● Set task a: According to the event announcement, who held the position of Prime Minister before Mohammed Shtayyeh?

● Source text:
|---|

May 3, 2019
12:30 pm - 2:00 pm


Middle East Institute
1319 18th St NW
District of Columbia , Washington 20036 (Map)

The Middle East Institute (MEI) is pleased to host a panel discussion to examine the implications of the Palestinian Authority’s recent power shift. On April 14, Mohammed Shtayyeh took office as Prime Minister, a position held by Rami Hamdallah since 2014. Shtayyeh’s appointment comes during a turbulent time in Palestine, amid protests over a new social security law and escalating confrontation with Israeli occupying forces. Unlike his politically-independent predecessor, Shtayyeh is affiliated with Fatah, President Mahmoud Abbas’s party, and Hamas has announced that it will not recognize his authority, saying he was appointed without national consensus.

How might this change in leadership affect Palestine's political environment? Will Shtayyeh further sideline Hamas in negotiations with the Israeli government? What prospects are there to promote human rights and the rule of law amid heightening tensions between Palestine and Israel?

|---|

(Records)

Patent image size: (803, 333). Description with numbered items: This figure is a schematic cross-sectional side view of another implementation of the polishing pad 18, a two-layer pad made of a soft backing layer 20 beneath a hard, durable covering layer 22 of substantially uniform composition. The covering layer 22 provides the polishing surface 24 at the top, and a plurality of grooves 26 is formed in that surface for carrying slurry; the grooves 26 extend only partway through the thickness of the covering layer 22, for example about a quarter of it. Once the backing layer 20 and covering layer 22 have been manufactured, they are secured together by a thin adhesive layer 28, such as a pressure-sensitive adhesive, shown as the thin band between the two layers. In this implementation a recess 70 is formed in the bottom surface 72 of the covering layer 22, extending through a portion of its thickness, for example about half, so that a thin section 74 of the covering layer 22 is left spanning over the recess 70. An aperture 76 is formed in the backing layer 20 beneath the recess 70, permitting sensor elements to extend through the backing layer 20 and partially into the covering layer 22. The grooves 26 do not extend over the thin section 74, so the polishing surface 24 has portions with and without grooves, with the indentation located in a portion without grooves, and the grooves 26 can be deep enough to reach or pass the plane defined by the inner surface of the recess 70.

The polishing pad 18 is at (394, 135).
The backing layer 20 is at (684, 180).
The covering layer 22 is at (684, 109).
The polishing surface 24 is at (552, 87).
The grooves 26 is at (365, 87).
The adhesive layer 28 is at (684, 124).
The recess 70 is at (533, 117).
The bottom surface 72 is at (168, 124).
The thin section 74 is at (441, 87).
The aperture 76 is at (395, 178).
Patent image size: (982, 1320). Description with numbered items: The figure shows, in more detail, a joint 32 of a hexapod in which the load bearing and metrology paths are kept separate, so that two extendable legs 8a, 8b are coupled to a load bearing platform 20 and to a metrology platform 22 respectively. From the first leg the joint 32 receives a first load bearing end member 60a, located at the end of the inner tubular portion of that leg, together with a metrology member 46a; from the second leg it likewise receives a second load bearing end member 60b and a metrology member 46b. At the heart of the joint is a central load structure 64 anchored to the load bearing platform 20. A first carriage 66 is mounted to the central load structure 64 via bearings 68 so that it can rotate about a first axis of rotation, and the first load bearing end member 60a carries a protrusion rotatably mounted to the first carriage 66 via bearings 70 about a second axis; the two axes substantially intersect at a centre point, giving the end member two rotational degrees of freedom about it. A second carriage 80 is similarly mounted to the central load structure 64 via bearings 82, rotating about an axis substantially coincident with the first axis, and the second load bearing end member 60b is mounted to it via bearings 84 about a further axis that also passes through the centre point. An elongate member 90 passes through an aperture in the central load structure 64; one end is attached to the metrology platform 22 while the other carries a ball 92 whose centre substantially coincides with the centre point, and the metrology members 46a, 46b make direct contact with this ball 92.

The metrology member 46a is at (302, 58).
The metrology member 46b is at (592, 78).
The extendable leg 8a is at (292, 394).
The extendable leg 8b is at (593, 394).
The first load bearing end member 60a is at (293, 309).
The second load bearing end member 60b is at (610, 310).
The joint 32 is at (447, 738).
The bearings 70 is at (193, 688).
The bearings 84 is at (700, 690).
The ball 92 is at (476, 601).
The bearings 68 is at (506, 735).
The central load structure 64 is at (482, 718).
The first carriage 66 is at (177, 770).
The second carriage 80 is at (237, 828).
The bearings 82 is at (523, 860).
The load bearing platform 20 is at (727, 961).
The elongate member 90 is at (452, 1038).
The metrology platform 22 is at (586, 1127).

|---|

● Set task b: In the rows, retype the lines from the line with "Patent image size: (982, 1320)." up to and including the line with "The first load bearing end member 60a is".

● Solution a: Rami Hamdallah, who had held the position since 2014.

● Solution b:
Patent image size: (982, 1320). Description with numbered items: The figure shows, in more detail, a joint 32 of a hexapod in which the load bearing and metrology paths are kept separate, so that two extendable legs 8a, 8b are coupled to a load bearing platform 20 and to a metrology platform 22 respectively. From the first leg the joint 32 receives a first load bearing end member 60a, located at the end of the inner tubular portion of that leg, together with a metrology member 46a; from the second leg it likewise receives a second load bearing end member 60b and a metrology member 46b. At the heart of the joint is a central load structure 64 anchored to the load bearing platform 20. A first carriage 66 is mounted to the central load structure 64 via bearings 68 so that it can rotate about a first axis of rotation, and the first load bearing end member 60a carries a protrusion rotatably mounted to the first carriage 66 via bearings 70 about a second axis; the two axes substantially intersect at a centre point, giving the end member two rotational degrees of freedom about it. A second carriage 80 is similarly mounted to the central load structure 64 via bearings 82, rotating about an axis substantially coincident with the first axis, and the second load bearing end member 60b is mounted to it via bearings 84 about a further axis that also passes through the centre point. An elongate member 90 passes through an aperture in the central load structure 64; one end is attached to the metrology platform 22 while the other carries a ball 92 whose centre substantially coincides with the centre point, and the metrology members 46a, 46b make direct contact with this ball 92.

The metrology member 46a is at (302, 58).
The metrology member 46b is at (592, 78).
The extendable leg 8a is at (292, 394).
The extendable leg 8b is at (593, 394).
The first load bearing end member 60a is at (293, 309).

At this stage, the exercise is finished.